### What needs to be done
Without the pictures, copy the entries below word for word.

### Available records
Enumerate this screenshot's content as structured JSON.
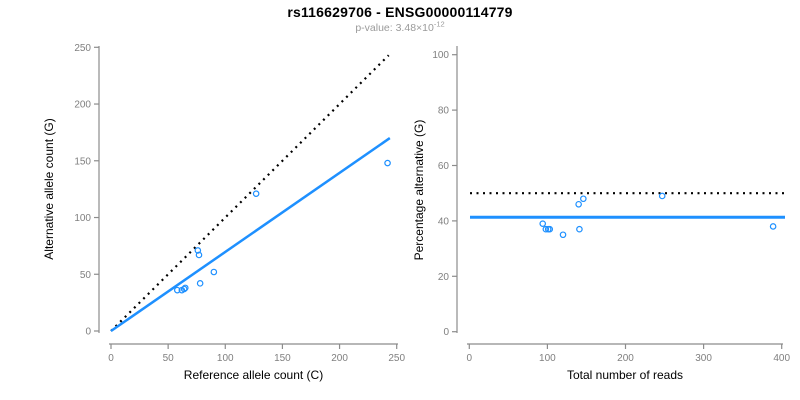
{
  "header": {
    "title": "rs116629706 - ENSG00000114779",
    "subtitle_label": "p-value:",
    "subtitle_value": "3.48×10",
    "subtitle_exponent": "-12"
  },
  "colors": {
    "accent_blue": "#1E90FF",
    "dotted_black": "#000000",
    "axis_line": "#8c8c8c",
    "tick_label": "#7f7f7f",
    "axis_title": "#000000",
    "background": "#ffffff"
  },
  "chart_data": [
    {
      "type": "scatter",
      "panel": "left",
      "xlabel": "Reference allele count (C)",
      "ylabel": "Alternative allele count (G)",
      "xlim": [
        0,
        250
      ],
      "ylim": [
        0,
        250
      ],
      "xticks": [
        0,
        50,
        100,
        150,
        200,
        250
      ],
      "yticks": [
        0,
        50,
        100,
        150,
        200,
        250
      ],
      "grid": false,
      "legend": false,
      "points": [
        [
          58,
          36
        ],
        [
          62,
          36
        ],
        [
          64,
          37
        ],
        [
          65,
          38
        ],
        [
          78,
          42
        ],
        [
          90,
          52
        ],
        [
          77,
          67
        ],
        [
          76,
          71
        ],
        [
          127,
          121
        ],
        [
          242,
          148
        ]
      ],
      "lines": [
        {
          "name": "identity-line",
          "style": "dotted",
          "color": "#000000",
          "from": [
            0,
            0
          ],
          "to": [
            243,
            243
          ]
        },
        {
          "name": "fit-line",
          "style": "solid",
          "color": "#1E90FF",
          "from": [
            0,
            0
          ],
          "to": [
            244,
            170
          ]
        }
      ]
    },
    {
      "type": "scatter",
      "panel": "right",
      "xlabel": "Total number of reads",
      "ylabel": "Percentage alternative (G)",
      "xlim": [
        0,
        400
      ],
      "ylim": [
        0,
        100
      ],
      "xticks": [
        0,
        100,
        200,
        300,
        400
      ],
      "yticks": [
        0,
        20,
        40,
        60,
        80,
        100
      ],
      "grid": false,
      "legend": false,
      "points": [
        [
          94,
          39
        ],
        [
          98,
          37
        ],
        [
          101,
          37
        ],
        [
          103,
          37
        ],
        [
          120,
          35
        ],
        [
          141,
          37
        ],
        [
          140,
          46
        ],
        [
          146,
          48
        ],
        [
          247,
          49
        ],
        [
          389,
          38
        ]
      ],
      "lines": [
        {
          "name": "expected-50-line",
          "style": "dotted",
          "color": "#000000",
          "y": 50
        },
        {
          "name": "mean-percentage-line",
          "style": "solid",
          "color": "#1E90FF",
          "y": 41.3
        }
      ]
    }
  ]
}
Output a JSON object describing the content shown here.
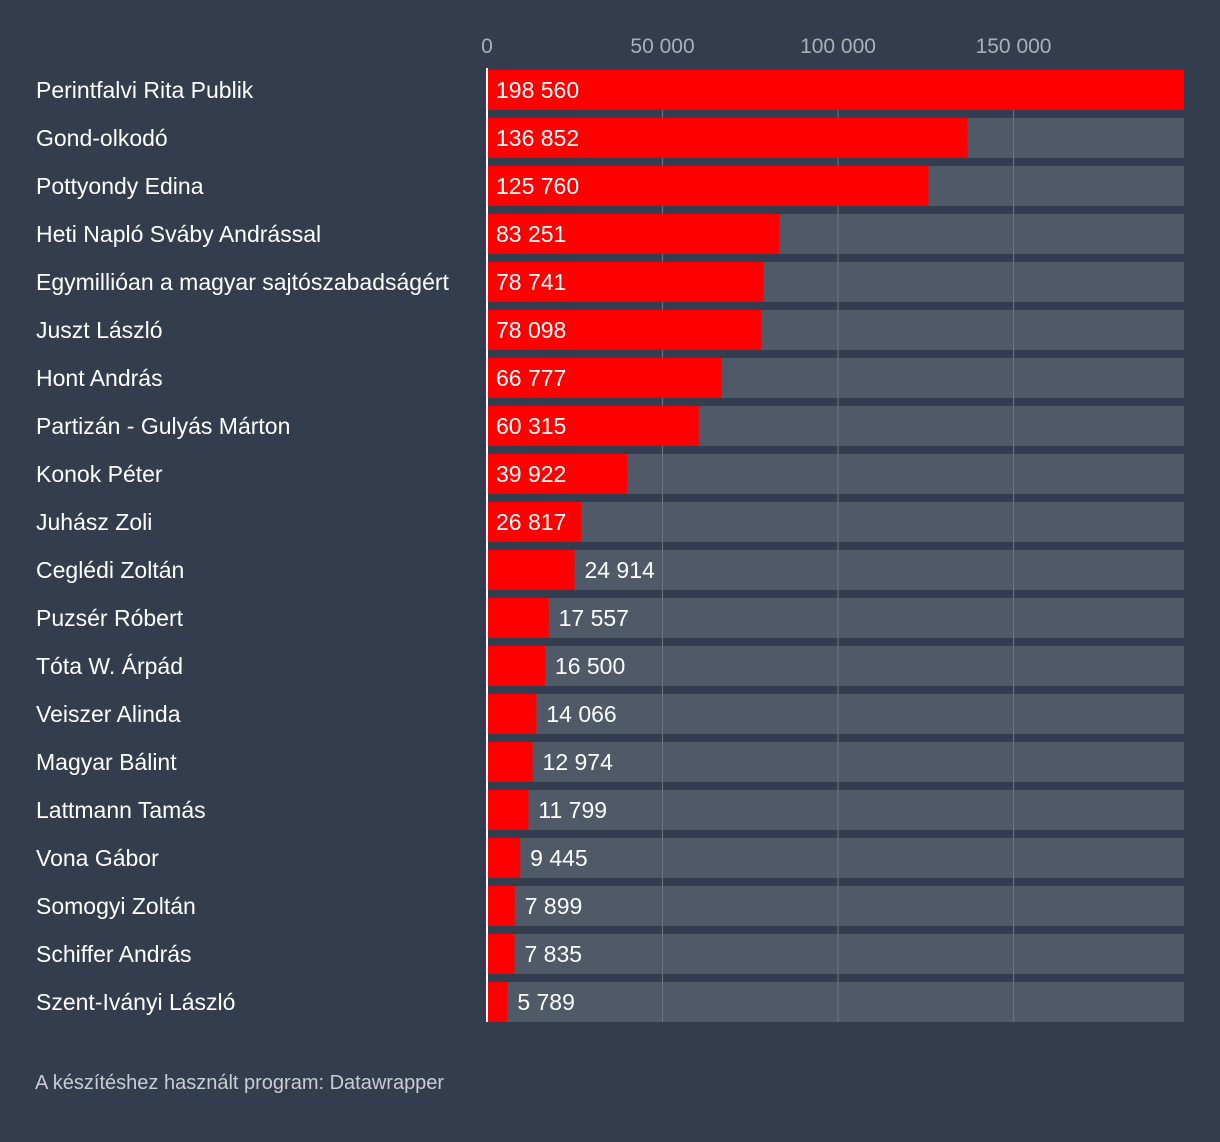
{
  "chart_data": {
    "type": "bar",
    "orientation": "horizontal",
    "categories": [
      "Perintfalvi Rita Publik",
      "Gond-olkodó",
      "Pottyondy Edina",
      "Heti Napló Sváby Andrással",
      "Egymillióan a magyar sajtószabadságért",
      "Juszt László",
      "Hont András",
      "Partizán - Gulyás Márton",
      "Konok Péter",
      "Juhász Zoli",
      "Ceglédi Zoltán",
      "Puzsér Róbert",
      "Tóta W. Árpád",
      "Veiszer Alinda",
      "Magyar Bálint",
      "Lattmann Tamás",
      "Vona Gábor",
      "Somogyi Zoltán",
      "Schiffer András",
      "Szent-Iványi László"
    ],
    "values": [
      198560,
      136852,
      125760,
      83251,
      78741,
      78098,
      66777,
      60315,
      39922,
      26817,
      24914,
      17557,
      16500,
      14066,
      12974,
      11799,
      9445,
      7899,
      7835,
      5789
    ],
    "value_labels": [
      "198 560",
      "136 852",
      "125 760",
      "83 251",
      "78 741",
      "78 098",
      "66 777",
      "60 315",
      "39 922",
      "26 817",
      "24 914",
      "17 557",
      "16 500",
      "14 066",
      "12 974",
      "11 799",
      "9 445",
      "7 899",
      "7 835",
      "5 789"
    ],
    "xlim": [
      0,
      198560
    ],
    "xticks": [
      0,
      50000,
      100000,
      150000
    ],
    "xtick_labels": [
      "0",
      "50 000",
      "100 000",
      "150 000"
    ],
    "grid": true,
    "title": "",
    "xlabel": "",
    "ylabel": ""
  },
  "footer": {
    "source_text": "A készítéshez használt program: Datawrapper"
  },
  "colors": {
    "background": "#333d4d",
    "bar": "#ff0000",
    "bar_track": "#4f5968",
    "text": "#ffffff",
    "tick_text": "#aab0b8",
    "gridline": "#6b7482"
  }
}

### Response to this task
Enumerate this screenshot's content as structured JSON.
{
  "header": {
    "title": "rs116629706 - ENSG00000114779",
    "subtitle_label": "p-value:",
    "subtitle_value": "3.48×10",
    "subtitle_exponent": "-12"
  },
  "colors": {
    "accent_blue": "#1E90FF",
    "dotted_black": "#000000",
    "axis_line": "#8c8c8c",
    "tick_label": "#7f7f7f",
    "axis_title": "#000000",
    "background": "#ffffff"
  },
  "chart_data": [
    {
      "type": "scatter",
      "panel": "left",
      "xlabel": "Reference allele count (C)",
      "ylabel": "Alternative allele count (G)",
      "xlim": [
        0,
        250
      ],
      "ylim": [
        0,
        250
      ],
      "xticks": [
        0,
        50,
        100,
        150,
        200,
        250
      ],
      "yticks": [
        0,
        50,
        100,
        150,
        200,
        250
      ],
      "grid": false,
      "legend": false,
      "points": [
        [
          58,
          36
        ],
        [
          62,
          36
        ],
        [
          64,
          37
        ],
        [
          65,
          38
        ],
        [
          78,
          42
        ],
        [
          90,
          52
        ],
        [
          77,
          67
        ],
        [
          76,
          71
        ],
        [
          127,
          121
        ],
        [
          242,
          148
        ]
      ],
      "lines": [
        {
          "name": "identity-line",
          "style": "dotted",
          "color": "#000000",
          "from": [
            0,
            0
          ],
          "to": [
            243,
            243
          ]
        },
        {
          "name": "fit-line",
          "style": "solid",
          "color": "#1E90FF",
          "from": [
            0,
            0
          ],
          "to": [
            244,
            170
          ]
        }
      ]
    },
    {
      "type": "scatter",
      "panel": "right",
      "xlabel": "Total number of reads",
      "ylabel": "Percentage alternative (G)",
      "xlim": [
        0,
        400
      ],
      "ylim": [
        0,
        100
      ],
      "xticks": [
        0,
        100,
        200,
        300,
        400
      ],
      "yticks": [
        0,
        20,
        40,
        60,
        80,
        100
      ],
      "grid": false,
      "legend": false,
      "points": [
        [
          94,
          39
        ],
        [
          98,
          37
        ],
        [
          101,
          37
        ],
        [
          103,
          37
        ],
        [
          120,
          35
        ],
        [
          141,
          37
        ],
        [
          140,
          46
        ],
        [
          146,
          48
        ],
        [
          247,
          49
        ],
        [
          389,
          38
        ]
      ],
      "lines": [
        {
          "name": "expected-50-line",
          "style": "dotted",
          "color": "#000000",
          "y": 50
        },
        {
          "name": "mean-percentage-line",
          "style": "solid",
          "color": "#1E90FF",
          "y": 41.3
        }
      ]
    }
  ]
}
Output a JSON object describing the content shown here.
{
  "chart_data": {
    "type": "bar",
    "orientation": "horizontal",
    "categories": [
      "Perintfalvi Rita Publik",
      "Gond-olkodó",
      "Pottyondy Edina",
      "Heti Napló Sváby Andrással",
      "Egymillióan a magyar sajtószabadságért",
      "Juszt László",
      "Hont András",
      "Partizán - Gulyás Márton",
      "Konok Péter",
      "Juhász Zoli",
      "Ceglédi Zoltán",
      "Puzsér Róbert",
      "Tóta W. Árpád",
      "Veiszer Alinda",
      "Magyar Bálint",
      "Lattmann Tamás",
      "Vona Gábor",
      "Somogyi Zoltán",
      "Schiffer András",
      "Szent-Iványi László"
    ],
    "values": [
      198560,
      136852,
      125760,
      83251,
      78741,
      78098,
      66777,
      60315,
      39922,
      26817,
      24914,
      17557,
      16500,
      14066,
      12974,
      11799,
      9445,
      7899,
      7835,
      5789
    ],
    "value_labels": [
      "198 560",
      "136 852",
      "125 760",
      "83 251",
      "78 741",
      "78 098",
      "66 777",
      "60 315",
      "39 922",
      "26 817",
      "24 914",
      "17 557",
      "16 500",
      "14 066",
      "12 974",
      "11 799",
      "9 445",
      "7 899",
      "7 835",
      "5 789"
    ],
    "xlim": [
      0,
      198560
    ],
    "xticks": [
      0,
      50000,
      100000,
      150000
    ],
    "xtick_labels": [
      "0",
      "50 000",
      "100 000",
      "150 000"
    ],
    "grid": true,
    "title": "",
    "xlabel": "",
    "ylabel": ""
  },
  "footer": {
    "source_text": "A készítéshez használt program: Datawrapper"
  },
  "colors": {
    "background": "#333d4d",
    "bar": "#ff0000",
    "bar_track": "#4f5968",
    "text": "#ffffff",
    "tick_text": "#aab0b8",
    "gridline": "#6b7482"
  }
}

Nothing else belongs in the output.